### WRITTEN TASK
Write out each line from the data below that includes the word "Editer".

(Records excerpted from a collection)
╔══
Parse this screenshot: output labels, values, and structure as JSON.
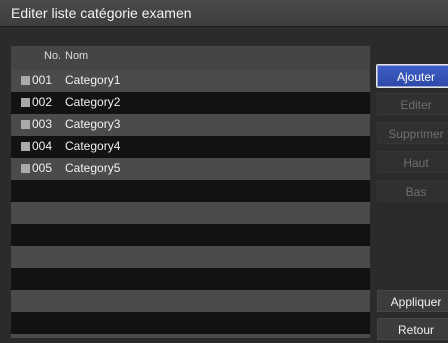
{
  "window": {
    "title": "Editer liste catégorie examen"
  },
  "table": {
    "columns": {
      "number": "No.",
      "name": "Nom"
    },
    "rows": [
      {
        "number": "001",
        "name": "Category1"
      },
      {
        "number": "002",
        "name": "Category2"
      },
      {
        "number": "003",
        "name": "Category3"
      },
      {
        "number": "004",
        "name": "Category4"
      },
      {
        "number": "005",
        "name": "Category5"
      }
    ]
  },
  "buttons": {
    "add": "Ajouter",
    "edit": "Editer",
    "delete": "Supprimer",
    "up": "Haut",
    "down": "Bas",
    "apply": "Appliquer",
    "back": "Retour"
  }
}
╚══
### WRITTEN ANSWER
    "title": "Editer liste catégorie examen"
    "edit": "Editer",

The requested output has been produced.